• _TASK DATA_:
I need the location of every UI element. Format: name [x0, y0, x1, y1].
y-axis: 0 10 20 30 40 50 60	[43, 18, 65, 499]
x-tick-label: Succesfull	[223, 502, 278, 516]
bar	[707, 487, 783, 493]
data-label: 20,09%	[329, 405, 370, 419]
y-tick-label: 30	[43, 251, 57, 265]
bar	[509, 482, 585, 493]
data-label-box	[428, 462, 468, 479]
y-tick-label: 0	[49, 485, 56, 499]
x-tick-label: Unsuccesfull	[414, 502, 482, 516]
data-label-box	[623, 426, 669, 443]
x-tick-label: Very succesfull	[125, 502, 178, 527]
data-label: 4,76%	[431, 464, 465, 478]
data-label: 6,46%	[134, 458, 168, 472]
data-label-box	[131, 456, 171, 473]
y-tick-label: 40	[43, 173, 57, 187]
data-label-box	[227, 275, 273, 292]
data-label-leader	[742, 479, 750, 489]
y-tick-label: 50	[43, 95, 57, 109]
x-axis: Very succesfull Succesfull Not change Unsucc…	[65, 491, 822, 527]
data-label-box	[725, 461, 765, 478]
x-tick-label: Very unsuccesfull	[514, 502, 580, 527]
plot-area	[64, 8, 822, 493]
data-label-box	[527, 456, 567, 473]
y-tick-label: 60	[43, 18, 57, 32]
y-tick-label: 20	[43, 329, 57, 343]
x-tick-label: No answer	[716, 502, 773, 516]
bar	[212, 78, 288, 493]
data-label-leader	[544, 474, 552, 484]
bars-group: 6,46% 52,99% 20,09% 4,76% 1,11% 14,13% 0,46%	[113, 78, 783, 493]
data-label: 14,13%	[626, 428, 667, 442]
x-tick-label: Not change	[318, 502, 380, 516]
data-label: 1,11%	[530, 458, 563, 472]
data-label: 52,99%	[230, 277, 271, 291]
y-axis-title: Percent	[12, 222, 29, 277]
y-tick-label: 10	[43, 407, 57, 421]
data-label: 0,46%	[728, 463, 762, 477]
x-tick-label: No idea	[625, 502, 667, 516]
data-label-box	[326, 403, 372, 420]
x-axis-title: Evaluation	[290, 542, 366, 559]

• _DESCRIPTION OF THE TASK_: Copy every line of the records above word for word, without changing anything.

• _WRITTEN ANSWER_:
I need the location of every UI element. Format: name [x0, y0, x1, y1].
y-axis: 0 10 20 30 40 50 60	[43, 18, 65, 499]
x-tick-label: Succesfull	[223, 502, 278, 516]
bar	[707, 487, 783, 493]
data-label: 20,09%	[329, 405, 370, 419]
y-tick-label: 30	[43, 251, 57, 265]
bar	[509, 482, 585, 493]
data-label-box	[428, 462, 468, 479]
y-tick-label: 0	[49, 485, 56, 499]
x-tick-label: Unsuccesfull	[414, 502, 482, 516]
data-label-box	[623, 426, 669, 443]
x-tick-label: Very succesfull	[125, 502, 178, 527]
data-label: 4,76%	[431, 464, 465, 478]
data-label: 6,46%	[134, 458, 168, 472]
data-label-box	[131, 456, 171, 473]
y-tick-label: 40	[43, 173, 57, 187]
data-label-box	[227, 275, 273, 292]
data-label-leader	[742, 479, 750, 489]
y-tick-label: 50	[43, 95, 57, 109]
x-axis: Very succesfull Succesfull Not change Unsucc…	[65, 491, 822, 527]
data-label-box	[725, 461, 765, 478]
x-tick-label: Very unsuccesfull	[514, 502, 580, 527]
plot-area	[64, 8, 822, 493]
data-label-box	[527, 456, 567, 473]
y-tick-label: 60	[43, 18, 57, 32]
y-tick-label: 20	[43, 329, 57, 343]
x-tick-label: No answer	[716, 502, 773, 516]
bar	[212, 78, 288, 493]
data-label-leader	[544, 474, 552, 484]
bars-group: 6,46% 52,99% 20,09% 4,76% 1,11% 14,13% 0,46%	[113, 78, 783, 493]
data-label: 14,13%	[626, 428, 667, 442]
x-tick-label: Not change	[318, 502, 380, 516]
data-label: 1,11%	[530, 458, 563, 472]
data-label: 52,99%	[230, 277, 271, 291]
y-axis-title: Percent	[12, 222, 29, 277]
y-tick-label: 10	[43, 407, 57, 421]
data-label: 0,46%	[728, 463, 762, 477]
x-tick-label: No idea	[625, 502, 667, 516]
data-label-box	[326, 403, 372, 420]
x-axis-title: Evaluation	[290, 542, 366, 559]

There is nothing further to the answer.